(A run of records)
□ □ □ □
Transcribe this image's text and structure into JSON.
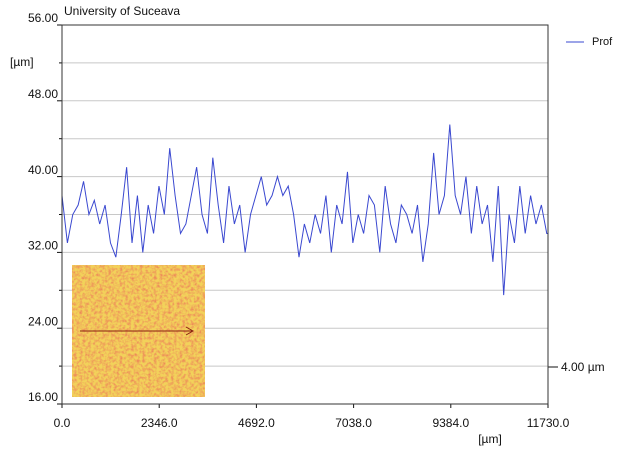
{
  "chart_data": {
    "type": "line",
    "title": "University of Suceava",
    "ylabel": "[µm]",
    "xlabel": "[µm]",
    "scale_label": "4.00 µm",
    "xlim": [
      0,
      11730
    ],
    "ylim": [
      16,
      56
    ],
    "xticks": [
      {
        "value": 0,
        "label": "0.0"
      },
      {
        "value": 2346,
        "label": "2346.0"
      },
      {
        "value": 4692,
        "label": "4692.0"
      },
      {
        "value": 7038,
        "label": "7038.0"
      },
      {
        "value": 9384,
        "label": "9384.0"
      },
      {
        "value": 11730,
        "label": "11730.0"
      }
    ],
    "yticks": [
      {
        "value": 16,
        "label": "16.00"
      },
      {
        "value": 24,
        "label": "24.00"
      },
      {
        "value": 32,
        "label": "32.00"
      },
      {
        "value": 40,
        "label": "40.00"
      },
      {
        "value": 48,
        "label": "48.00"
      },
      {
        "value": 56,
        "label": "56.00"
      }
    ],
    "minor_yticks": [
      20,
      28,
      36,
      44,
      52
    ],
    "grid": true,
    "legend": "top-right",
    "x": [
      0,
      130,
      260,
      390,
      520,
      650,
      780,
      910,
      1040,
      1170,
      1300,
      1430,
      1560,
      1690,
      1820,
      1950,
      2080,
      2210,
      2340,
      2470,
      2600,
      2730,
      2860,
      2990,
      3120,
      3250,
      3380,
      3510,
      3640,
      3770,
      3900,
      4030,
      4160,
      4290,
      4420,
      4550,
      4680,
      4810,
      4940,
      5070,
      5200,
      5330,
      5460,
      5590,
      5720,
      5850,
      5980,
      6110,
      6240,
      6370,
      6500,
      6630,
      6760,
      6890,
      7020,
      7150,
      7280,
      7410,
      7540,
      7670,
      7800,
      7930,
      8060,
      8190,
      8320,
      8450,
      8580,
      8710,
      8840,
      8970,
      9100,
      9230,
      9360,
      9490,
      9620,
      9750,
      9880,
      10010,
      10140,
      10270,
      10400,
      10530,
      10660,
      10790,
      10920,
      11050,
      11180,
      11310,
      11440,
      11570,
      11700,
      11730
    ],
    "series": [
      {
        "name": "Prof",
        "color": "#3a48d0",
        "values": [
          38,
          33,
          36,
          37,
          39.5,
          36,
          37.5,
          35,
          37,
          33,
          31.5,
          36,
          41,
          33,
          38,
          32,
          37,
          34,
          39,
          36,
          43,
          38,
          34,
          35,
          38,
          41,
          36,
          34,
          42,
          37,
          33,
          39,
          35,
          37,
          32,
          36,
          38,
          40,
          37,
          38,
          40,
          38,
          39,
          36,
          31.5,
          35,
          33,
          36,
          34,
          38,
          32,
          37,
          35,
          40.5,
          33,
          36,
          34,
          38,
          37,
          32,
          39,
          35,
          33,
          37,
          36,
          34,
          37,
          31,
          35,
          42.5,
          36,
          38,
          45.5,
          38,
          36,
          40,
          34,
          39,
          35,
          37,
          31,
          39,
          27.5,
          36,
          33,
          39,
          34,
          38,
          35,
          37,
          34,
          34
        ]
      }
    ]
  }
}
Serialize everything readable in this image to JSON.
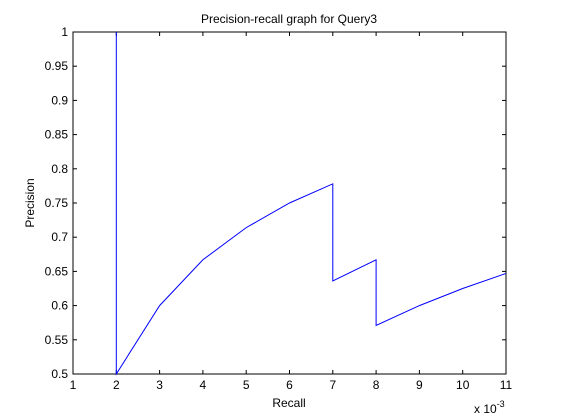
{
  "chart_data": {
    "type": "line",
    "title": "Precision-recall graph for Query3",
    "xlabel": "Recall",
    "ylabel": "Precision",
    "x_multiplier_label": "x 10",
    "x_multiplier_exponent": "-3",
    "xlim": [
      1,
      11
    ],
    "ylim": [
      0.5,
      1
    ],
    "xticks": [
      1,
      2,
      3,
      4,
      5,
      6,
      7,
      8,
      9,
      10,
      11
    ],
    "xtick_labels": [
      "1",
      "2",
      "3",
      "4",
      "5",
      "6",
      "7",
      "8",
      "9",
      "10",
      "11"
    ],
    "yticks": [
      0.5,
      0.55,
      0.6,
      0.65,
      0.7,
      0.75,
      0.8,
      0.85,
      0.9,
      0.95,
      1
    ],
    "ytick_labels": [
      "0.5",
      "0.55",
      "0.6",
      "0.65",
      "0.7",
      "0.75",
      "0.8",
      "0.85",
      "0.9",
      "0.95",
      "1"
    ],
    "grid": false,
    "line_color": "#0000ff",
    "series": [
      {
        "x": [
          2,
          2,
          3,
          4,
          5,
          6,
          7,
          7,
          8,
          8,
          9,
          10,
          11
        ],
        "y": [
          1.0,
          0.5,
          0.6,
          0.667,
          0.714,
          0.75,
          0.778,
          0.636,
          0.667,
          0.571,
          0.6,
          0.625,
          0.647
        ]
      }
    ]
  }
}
□ □ □ □
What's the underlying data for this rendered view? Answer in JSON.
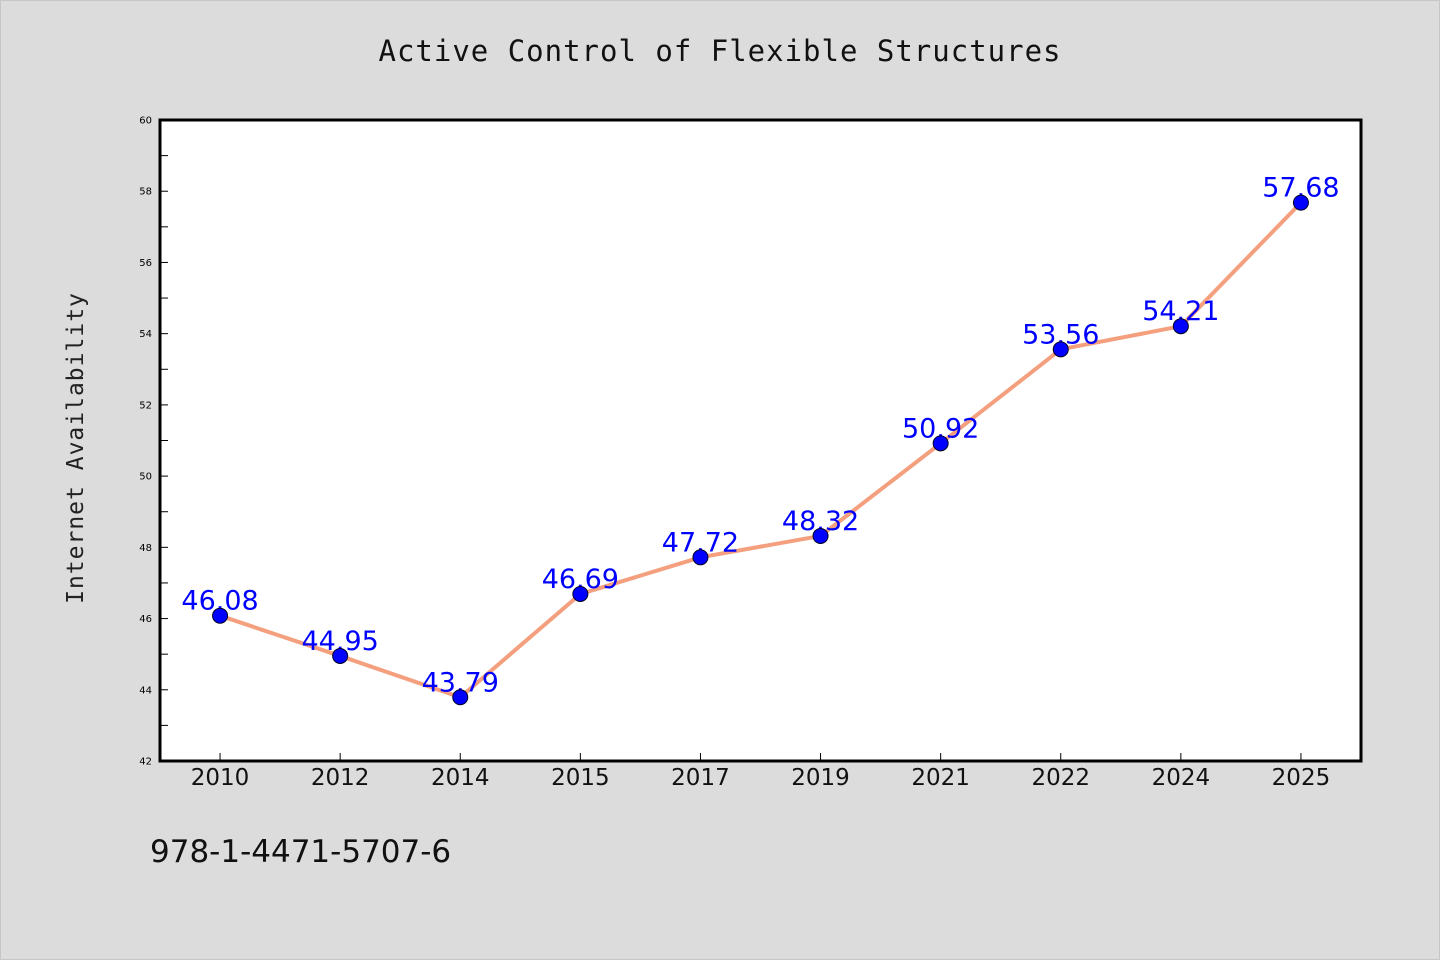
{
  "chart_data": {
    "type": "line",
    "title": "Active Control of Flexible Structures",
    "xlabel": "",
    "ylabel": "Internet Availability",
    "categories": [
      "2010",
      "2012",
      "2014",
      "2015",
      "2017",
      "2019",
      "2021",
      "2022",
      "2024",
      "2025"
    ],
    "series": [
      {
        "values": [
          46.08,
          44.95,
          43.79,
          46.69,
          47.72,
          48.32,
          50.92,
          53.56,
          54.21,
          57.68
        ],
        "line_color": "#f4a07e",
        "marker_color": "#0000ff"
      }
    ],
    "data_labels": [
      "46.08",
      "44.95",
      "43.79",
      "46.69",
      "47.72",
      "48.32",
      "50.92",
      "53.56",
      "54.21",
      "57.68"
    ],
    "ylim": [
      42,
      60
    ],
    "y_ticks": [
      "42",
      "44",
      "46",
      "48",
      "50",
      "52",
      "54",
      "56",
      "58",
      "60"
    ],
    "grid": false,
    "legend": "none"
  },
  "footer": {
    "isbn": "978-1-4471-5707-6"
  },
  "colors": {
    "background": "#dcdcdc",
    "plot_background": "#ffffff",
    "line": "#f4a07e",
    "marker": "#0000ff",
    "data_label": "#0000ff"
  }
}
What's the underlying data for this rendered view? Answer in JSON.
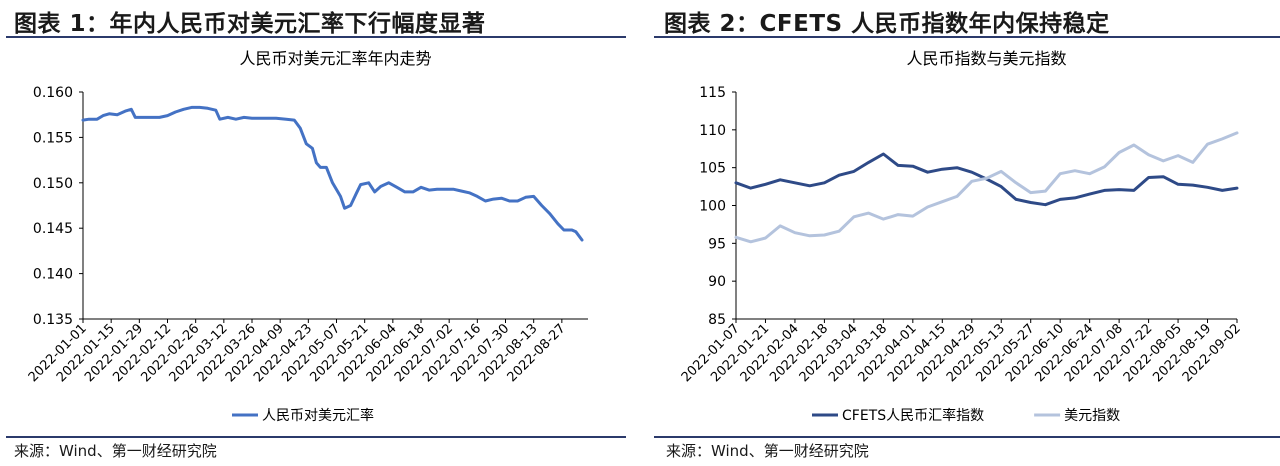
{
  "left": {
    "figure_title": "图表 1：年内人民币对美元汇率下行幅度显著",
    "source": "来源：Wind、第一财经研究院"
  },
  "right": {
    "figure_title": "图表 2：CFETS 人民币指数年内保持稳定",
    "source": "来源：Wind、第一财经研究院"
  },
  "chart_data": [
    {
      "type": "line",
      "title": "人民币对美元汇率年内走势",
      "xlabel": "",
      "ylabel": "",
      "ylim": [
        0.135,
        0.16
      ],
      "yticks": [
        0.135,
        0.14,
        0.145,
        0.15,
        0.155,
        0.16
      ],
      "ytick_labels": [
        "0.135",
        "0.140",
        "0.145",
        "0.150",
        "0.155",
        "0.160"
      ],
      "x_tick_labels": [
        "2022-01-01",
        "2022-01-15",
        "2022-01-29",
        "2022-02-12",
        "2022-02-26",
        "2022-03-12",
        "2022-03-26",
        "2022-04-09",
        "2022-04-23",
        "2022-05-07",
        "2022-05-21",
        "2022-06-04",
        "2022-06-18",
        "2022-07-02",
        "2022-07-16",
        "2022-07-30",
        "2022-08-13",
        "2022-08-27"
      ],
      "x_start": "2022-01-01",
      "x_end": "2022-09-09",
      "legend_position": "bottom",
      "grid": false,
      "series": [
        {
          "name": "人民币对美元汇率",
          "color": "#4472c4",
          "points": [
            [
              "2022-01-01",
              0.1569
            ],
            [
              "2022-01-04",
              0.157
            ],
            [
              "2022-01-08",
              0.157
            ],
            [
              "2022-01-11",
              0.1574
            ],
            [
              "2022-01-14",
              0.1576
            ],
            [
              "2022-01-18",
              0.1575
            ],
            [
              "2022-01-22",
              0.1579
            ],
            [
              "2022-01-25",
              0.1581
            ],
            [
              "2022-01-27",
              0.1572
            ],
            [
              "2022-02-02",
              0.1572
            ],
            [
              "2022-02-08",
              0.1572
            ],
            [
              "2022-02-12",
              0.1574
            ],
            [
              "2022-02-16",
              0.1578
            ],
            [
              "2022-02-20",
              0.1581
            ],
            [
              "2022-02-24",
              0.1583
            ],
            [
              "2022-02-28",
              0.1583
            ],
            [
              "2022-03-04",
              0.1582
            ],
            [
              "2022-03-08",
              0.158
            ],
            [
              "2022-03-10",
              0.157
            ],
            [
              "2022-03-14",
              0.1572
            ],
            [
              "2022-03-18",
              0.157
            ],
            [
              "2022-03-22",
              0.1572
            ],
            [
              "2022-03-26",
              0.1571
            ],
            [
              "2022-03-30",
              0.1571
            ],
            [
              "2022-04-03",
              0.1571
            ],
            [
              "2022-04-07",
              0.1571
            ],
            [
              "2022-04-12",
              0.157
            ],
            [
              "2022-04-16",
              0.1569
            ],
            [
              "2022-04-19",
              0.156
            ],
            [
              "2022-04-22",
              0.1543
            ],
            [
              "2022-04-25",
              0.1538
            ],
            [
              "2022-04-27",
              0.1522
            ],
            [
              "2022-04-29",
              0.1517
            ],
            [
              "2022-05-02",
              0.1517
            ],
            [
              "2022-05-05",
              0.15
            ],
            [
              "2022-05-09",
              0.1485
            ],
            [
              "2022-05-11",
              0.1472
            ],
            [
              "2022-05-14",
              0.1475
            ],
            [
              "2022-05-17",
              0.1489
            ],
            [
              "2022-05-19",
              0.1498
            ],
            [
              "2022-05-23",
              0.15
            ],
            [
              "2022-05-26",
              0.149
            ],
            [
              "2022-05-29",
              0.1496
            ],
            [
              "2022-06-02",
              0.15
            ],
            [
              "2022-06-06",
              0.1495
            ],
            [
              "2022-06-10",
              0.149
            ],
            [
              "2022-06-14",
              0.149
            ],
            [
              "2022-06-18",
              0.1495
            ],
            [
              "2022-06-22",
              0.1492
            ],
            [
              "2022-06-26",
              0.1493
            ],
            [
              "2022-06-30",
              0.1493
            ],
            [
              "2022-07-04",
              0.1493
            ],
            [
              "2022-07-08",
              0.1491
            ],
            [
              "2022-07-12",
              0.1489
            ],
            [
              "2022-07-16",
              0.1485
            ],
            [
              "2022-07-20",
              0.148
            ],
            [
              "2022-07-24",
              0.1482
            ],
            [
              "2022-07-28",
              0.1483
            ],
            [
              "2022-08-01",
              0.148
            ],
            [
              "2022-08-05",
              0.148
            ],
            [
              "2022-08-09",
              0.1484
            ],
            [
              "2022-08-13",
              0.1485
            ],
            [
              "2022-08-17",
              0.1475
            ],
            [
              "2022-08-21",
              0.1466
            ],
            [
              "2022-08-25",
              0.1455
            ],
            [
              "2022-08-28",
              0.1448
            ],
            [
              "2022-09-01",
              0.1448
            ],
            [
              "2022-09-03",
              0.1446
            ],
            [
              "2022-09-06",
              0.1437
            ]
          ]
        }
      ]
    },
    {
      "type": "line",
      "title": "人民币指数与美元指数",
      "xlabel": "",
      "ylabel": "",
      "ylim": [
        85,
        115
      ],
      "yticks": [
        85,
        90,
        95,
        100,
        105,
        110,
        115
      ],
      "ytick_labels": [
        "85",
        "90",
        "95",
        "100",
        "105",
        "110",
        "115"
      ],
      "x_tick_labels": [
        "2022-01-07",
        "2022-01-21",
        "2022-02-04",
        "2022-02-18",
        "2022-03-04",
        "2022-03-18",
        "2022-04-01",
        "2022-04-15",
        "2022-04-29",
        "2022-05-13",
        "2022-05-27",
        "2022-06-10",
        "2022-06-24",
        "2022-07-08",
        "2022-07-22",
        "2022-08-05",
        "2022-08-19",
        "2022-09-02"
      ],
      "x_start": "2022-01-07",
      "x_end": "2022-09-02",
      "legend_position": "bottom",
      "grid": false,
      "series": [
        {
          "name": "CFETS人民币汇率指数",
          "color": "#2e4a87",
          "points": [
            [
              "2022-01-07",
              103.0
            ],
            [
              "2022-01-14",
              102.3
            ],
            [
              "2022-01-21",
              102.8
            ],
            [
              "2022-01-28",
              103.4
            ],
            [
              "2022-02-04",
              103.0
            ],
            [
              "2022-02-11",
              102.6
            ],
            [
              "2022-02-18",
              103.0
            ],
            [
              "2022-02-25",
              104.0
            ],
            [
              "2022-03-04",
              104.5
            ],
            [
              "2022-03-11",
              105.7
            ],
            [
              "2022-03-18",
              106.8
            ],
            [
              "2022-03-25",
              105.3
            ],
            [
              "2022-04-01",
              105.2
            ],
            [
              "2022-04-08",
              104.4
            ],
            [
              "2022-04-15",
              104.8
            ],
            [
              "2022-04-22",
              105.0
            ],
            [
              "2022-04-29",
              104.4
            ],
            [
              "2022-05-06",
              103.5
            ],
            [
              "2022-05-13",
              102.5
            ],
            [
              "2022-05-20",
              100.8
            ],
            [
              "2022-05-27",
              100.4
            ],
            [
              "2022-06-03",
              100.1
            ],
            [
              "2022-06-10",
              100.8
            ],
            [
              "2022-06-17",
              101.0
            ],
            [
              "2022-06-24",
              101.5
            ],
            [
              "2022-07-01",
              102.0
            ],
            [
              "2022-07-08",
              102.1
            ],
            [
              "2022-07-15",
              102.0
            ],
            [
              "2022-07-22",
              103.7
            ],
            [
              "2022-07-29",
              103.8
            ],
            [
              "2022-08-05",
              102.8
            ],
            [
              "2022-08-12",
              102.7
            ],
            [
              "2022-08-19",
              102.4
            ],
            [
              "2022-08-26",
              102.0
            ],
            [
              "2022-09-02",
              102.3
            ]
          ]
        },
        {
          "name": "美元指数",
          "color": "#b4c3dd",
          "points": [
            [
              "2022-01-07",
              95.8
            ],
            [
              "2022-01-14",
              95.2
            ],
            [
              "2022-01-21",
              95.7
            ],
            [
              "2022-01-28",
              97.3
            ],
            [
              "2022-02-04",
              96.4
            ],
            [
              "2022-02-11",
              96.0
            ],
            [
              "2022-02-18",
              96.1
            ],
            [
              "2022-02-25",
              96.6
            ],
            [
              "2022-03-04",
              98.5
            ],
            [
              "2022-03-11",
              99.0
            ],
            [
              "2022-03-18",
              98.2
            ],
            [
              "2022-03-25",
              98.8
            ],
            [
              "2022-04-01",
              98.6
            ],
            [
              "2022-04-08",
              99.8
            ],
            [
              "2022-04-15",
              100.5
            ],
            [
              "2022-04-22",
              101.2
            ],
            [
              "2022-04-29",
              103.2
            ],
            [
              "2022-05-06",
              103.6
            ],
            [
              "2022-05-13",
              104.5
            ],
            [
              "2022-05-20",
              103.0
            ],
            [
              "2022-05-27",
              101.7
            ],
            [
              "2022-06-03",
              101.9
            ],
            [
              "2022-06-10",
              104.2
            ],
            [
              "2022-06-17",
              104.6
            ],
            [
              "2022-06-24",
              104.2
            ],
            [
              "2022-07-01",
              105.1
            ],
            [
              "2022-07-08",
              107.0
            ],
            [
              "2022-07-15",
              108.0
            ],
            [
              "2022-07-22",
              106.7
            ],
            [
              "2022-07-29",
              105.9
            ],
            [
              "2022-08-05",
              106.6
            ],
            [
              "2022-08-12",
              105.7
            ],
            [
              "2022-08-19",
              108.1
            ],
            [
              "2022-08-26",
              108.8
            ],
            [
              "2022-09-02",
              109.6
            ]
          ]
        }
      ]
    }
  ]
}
□ □ □ □
## Problem details
Gather each line that holds "this".

## Exercise solution
Transcribe this image's text and structure into JSON.
Serialize everything readable in this image to JSON.
What's the underlying data for this rendered view? Answer in JSON.
What's the underlying data for this rendered view? Answer in JSON.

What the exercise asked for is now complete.